• [What you are asked to do]
The data must be returned in full and exactly as given.

• [Extracted records]
────────────────
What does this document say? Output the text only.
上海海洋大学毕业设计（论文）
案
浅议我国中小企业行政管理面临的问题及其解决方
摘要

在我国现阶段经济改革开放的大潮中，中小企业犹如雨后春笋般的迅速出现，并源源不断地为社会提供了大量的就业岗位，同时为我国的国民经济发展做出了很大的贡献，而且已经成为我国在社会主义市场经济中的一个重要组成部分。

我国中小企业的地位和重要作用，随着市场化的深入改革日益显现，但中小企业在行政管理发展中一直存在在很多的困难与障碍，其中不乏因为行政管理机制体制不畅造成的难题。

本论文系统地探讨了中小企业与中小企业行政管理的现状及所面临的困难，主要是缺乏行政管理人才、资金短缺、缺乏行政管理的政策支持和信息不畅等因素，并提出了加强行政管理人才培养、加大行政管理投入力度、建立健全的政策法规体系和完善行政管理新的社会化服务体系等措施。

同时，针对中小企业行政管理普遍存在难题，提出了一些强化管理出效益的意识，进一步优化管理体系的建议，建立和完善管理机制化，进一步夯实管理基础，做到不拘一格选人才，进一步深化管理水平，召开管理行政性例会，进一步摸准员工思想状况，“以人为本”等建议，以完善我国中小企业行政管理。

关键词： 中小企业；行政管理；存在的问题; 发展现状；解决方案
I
────────────────
• [Expected output]
What does this document say? Output the text only.
上海海洋大学毕业设计（论文）
案
浅议我国中小企业行政管理面临的问题及其解决方
摘要

在我国现阶段经济改革开放的大潮中，中小企业犹如雨后春笋般的迅速出现，并源源不断地为社会提供了大量的就业岗位，同时为我国的国民经济发展做出了很大的贡献，而且已经成为我国在社会主义市场经济中的一个重要组成部分。

我国中小企业的地位和重要作用，随着市场化的深入改革日益显现，但中小企业在行政管理发展中一直存在在很多的困难与障碍，其中不乏因为行政管理机制体制不畅造成的难题。

本论文系统地探讨了中小企业与中小企业行政管理的现状及所面临的困难，主要是缺乏行政管理人才、资金短缺、缺乏行政管理的政策支持和信息不畅等因素，并提出了加强行政管理人才培养、加大行政管理投入力度、建立健全的政策法规体系和完善行政管理新的社会化服务体系等措施。

同时，针对中小企业行政管理普遍存在难题，提出了一些强化管理出效益的意识，进一步优化管理体系的建议，建立和完善管理机制化，进一步夯实管理基础，做到不拘一格选人才，进一步深化管理水平，召开管理行政性例会，进一步摸准员工思想状况，“以人为本”等建议，以完善我国中小企业行政管理。

关键词： 中小企业；行政管理；存在的问题; 发展现状；解决方案
I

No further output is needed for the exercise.